▶ **INFORMATION GIVEN**:
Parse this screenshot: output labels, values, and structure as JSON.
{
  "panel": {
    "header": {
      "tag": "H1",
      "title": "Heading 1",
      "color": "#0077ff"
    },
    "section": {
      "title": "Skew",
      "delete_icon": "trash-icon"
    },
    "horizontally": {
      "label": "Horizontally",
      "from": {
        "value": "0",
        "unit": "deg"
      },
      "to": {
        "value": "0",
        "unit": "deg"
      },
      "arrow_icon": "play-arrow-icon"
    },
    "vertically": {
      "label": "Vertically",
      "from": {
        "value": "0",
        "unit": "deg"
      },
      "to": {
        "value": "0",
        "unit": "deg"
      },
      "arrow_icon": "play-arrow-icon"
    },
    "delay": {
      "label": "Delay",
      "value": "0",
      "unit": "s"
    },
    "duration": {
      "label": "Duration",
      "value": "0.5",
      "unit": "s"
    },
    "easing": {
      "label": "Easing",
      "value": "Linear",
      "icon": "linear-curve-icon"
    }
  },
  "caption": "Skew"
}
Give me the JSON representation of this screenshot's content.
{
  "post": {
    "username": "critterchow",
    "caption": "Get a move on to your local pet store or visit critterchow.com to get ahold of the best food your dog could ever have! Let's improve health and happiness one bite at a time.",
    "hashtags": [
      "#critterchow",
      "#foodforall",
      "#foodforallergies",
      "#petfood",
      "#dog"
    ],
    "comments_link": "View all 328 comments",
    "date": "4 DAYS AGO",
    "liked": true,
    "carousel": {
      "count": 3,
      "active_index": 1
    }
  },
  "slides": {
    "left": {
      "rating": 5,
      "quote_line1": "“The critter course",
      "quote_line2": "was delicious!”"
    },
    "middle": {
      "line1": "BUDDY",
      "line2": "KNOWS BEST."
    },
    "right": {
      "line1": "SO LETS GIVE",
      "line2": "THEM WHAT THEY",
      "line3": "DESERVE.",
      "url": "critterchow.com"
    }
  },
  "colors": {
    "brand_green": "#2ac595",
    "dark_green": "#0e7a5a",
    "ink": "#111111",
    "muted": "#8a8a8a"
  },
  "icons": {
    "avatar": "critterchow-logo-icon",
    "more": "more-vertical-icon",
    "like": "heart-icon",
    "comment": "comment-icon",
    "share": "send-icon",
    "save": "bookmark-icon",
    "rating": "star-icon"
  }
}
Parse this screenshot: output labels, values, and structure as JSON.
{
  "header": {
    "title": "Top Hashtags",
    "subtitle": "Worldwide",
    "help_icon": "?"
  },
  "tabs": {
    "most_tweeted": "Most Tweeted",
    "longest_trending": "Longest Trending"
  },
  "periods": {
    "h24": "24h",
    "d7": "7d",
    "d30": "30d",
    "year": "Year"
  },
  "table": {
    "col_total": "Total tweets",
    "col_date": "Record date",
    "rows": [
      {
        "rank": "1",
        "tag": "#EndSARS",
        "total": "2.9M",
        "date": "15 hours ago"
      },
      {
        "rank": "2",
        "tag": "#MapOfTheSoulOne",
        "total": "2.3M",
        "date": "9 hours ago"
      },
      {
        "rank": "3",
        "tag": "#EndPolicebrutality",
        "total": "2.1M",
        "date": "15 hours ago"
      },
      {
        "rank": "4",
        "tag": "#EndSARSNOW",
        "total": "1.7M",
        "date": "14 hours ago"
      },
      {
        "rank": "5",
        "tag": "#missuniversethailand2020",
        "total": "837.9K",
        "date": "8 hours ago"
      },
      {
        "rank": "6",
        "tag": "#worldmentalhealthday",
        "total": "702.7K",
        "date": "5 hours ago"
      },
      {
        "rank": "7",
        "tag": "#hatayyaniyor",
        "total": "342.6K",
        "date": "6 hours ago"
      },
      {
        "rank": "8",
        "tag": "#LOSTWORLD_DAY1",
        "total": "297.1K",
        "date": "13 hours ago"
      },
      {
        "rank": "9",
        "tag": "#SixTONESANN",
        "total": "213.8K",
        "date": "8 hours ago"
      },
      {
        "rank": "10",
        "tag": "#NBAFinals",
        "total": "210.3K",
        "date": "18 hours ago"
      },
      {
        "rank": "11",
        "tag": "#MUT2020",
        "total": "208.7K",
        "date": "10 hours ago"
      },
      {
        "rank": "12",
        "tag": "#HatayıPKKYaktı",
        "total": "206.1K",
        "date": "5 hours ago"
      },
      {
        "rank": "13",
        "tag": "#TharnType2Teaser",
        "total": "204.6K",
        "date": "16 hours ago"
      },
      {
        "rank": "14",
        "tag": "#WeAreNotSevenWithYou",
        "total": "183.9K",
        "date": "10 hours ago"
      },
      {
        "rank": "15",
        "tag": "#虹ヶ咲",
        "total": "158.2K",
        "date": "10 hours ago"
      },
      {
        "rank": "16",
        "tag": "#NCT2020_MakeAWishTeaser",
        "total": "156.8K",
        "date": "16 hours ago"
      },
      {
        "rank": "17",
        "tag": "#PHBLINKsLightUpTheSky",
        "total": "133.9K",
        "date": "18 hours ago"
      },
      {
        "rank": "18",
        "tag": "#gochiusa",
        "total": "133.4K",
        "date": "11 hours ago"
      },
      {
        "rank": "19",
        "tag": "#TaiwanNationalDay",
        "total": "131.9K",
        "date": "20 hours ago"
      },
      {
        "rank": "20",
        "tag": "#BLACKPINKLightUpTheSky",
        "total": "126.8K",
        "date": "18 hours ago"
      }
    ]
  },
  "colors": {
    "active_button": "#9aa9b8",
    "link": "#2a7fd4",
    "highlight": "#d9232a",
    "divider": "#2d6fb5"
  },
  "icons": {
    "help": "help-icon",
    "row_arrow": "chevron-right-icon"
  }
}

▶ **TASK DIRECTIONS**:
Repeat all the entries exactly as given.

▶ **FINAL ANSWER**:
Parse this screenshot: output labels, values, and structure as JSON.
{
  "panel": {
    "header": {
      "tag": "H1",
      "title": "Heading 1",
      "color": "#0077ff"
    },
    "section": {
      "title": "Skew",
      "delete_icon": "trash-icon"
    },
    "horizontally": {
      "label": "Horizontally",
      "from": {
        "value": "0",
        "unit": "deg"
      },
      "to": {
        "value": "0",
        "unit": "deg"
      },
      "arrow_icon": "play-arrow-icon"
    },
    "vertically": {
      "label": "Vertically",
      "from": {
        "value": "0",
        "unit": "deg"
      },
      "to": {
        "value": "0",
        "unit": "deg"
      },
      "arrow_icon": "play-arrow-icon"
    },
    "delay": {
      "label": "Delay",
      "value": "0",
      "unit": "s"
    },
    "duration": {
      "label": "Duration",
      "value": "0.5",
      "unit": "s"
    },
    "easing": {
      "label": "Easing",
      "value": "Linear",
      "icon": "linear-curve-icon"
    }
  },
  "caption": "Skew"
}
Give me the JSON representation of this screenshot's content.
{
  "post": {
    "username": "critterchow",
    "caption": "Get a move on to your local pet store or visit critterchow.com to get ahold of the best food your dog could ever have! Let's improve health and happiness one bite at a time.",
    "hashtags": [
      "#critterchow",
      "#foodforall",
      "#foodforallergies",
      "#petfood",
      "#dog"
    ],
    "comments_link": "View all 328 comments",
    "date": "4 DAYS AGO",
    "liked": true,
    "carousel": {
      "count": 3,
      "active_index": 1
    }
  },
  "slides": {
    "left": {
      "rating": 5,
      "quote_line1": "“The critter course",
      "quote_line2": "was delicious!”"
    },
    "middle": {
      "line1": "BUDDY",
      "line2": "KNOWS BEST."
    },
    "right": {
      "line1": "SO LETS GIVE",
      "line2": "THEM WHAT THEY",
      "line3": "DESERVE.",
      "url": "critterchow.com"
    }
  },
  "colors": {
    "brand_green": "#2ac595",
    "dark_green": "#0e7a5a",
    "ink": "#111111",
    "muted": "#8a8a8a"
  },
  "icons": {
    "avatar": "critterchow-logo-icon",
    "more": "more-vertical-icon",
    "like": "heart-icon",
    "comment": "comment-icon",
    "share": "send-icon",
    "save": "bookmark-icon",
    "rating": "star-icon"
  }
}
Parse this screenshot: output labels, values, and structure as JSON.
{
  "header": {
    "title": "Top Hashtags",
    "subtitle": "Worldwide",
    "help_icon": "?"
  },
  "tabs": {
    "most_tweeted": "Most Tweeted",
    "longest_trending": "Longest Trending"
  },
  "periods": {
    "h24": "24h",
    "d7": "7d",
    "d30": "30d",
    "year": "Year"
  },
  "table": {
    "col_total": "Total tweets",
    "col_date": "Record date",
    "rows": [
      {
        "rank": "1",
        "tag": "#EndSARS",
        "total": "2.9M",
        "date": "15 hours ago"
      },
      {
        "rank": "2",
        "tag": "#MapOfTheSoulOne",
        "total": "2.3M",
        "date": "9 hours ago"
      },
      {
        "rank": "3",
        "tag": "#EndPolicebrutality",
        "total": "2.1M",
        "date": "15 hours ago"
      },
      {
        "rank": "4",
        "tag": "#EndSARSNOW",
        "total": "1.7M",
        "date": "14 hours ago"
      },
      {
        "rank": "5",
        "tag": "#missuniversethailand2020",
        "total": "837.9K",
        "date": "8 hours ago"
      },
      {
        "rank": "6",
        "tag": "#worldmentalhealthday",
        "total": "702.7K",
        "date": "5 hours ago"
      },
      {
        "rank": "7",
        "tag": "#hatayyaniyor",
        "total": "342.6K",
        "date": "6 hours ago"
      },
      {
        "rank": "8",
        "tag": "#LOSTWORLD_DAY1",
        "total": "297.1K",
        "date": "13 hours ago"
      },
      {
        "rank": "9",
        "tag": "#SixTONESANN",
        "total": "213.8K",
        "date": "8 hours ago"
      },
      {
        "rank": "10",
        "tag": "#NBAFinals",
        "total": "210.3K",
        "date": "18 hours ago"
      },
      {
        "rank": "11",
        "tag": "#MUT2020",
        "total": "208.7K",
        "date": "10 hours ago"
      },
      {
        "rank": "12",
        "tag": "#HatayıPKKYaktı",
        "total": "206.1K",
        "date": "5 hours ago"
      },
      {
        "rank": "13",
        "tag": "#TharnType2Teaser",
        "total": "204.6K",
        "date": "16 hours ago"
      },
      {
        "rank": "14",
        "tag": "#WeAreNotSevenWithYou",
        "total": "183.9K",
        "date": "10 hours ago"
      },
      {
        "rank": "15",
        "tag": "#虹ヶ咲",
        "total": "158.2K",
        "date": "10 hours ago"
      },
      {
        "rank": "16",
        "tag": "#NCT2020_MakeAWishTeaser",
        "total": "156.8K",
        "date": "16 hours ago"
      },
      {
        "rank": "17",
        "tag": "#PHBLINKsLightUpTheSky",
        "total": "133.9K",
        "date": "18 hours ago"
      },
      {
        "rank": "18",
        "tag": "#gochiusa",
        "total": "133.4K",
        "date": "11 hours ago"
      },
      {
        "rank": "19",
        "tag": "#TaiwanNationalDay",
        "total": "131.9K",
        "date": "20 hours ago"
      },
      {
        "rank": "20",
        "tag": "#BLACKPINKLightUpTheSky",
        "total": "126.8K",
        "date": "18 hours ago"
      }
    ]
  },
  "colors": {
    "active_button": "#9aa9b8",
    "link": "#2a7fd4",
    "highlight": "#d9232a",
    "divider": "#2d6fb5"
  },
  "icons": {
    "help": "help-icon",
    "row_arrow": "chevron-right-icon"
  }
}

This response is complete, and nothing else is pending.